Exercise goal: Of all the lines here, how many include the string "lechuga"? Answer with the number only.
::::::
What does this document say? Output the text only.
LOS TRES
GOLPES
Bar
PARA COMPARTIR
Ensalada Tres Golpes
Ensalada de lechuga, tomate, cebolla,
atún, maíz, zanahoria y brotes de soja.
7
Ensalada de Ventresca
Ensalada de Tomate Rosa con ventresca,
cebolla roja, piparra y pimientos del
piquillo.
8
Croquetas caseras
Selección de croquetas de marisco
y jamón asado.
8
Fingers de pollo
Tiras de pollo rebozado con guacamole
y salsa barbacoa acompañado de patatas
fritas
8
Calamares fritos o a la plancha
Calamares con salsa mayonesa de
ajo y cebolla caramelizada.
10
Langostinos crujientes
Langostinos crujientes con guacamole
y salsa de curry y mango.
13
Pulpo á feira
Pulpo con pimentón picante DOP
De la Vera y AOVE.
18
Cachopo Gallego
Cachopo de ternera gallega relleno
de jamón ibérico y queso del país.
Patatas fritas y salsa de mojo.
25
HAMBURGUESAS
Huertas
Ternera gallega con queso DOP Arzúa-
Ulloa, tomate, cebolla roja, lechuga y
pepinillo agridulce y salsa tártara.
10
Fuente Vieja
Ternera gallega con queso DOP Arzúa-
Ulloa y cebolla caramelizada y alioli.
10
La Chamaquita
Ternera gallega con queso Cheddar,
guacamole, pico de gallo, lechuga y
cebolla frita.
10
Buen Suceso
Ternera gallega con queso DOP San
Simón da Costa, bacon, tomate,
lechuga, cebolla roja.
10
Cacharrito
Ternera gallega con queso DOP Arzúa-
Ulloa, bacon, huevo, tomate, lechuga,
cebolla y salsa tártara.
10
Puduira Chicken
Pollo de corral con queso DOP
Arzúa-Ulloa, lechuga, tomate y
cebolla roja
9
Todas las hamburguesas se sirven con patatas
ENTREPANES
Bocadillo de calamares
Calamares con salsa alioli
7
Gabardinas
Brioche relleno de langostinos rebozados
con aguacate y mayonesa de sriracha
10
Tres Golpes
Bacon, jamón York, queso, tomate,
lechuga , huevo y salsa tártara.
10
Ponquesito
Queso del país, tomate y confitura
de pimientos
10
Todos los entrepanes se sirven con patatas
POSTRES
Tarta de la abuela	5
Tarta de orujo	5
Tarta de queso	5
::::::
Full response: 7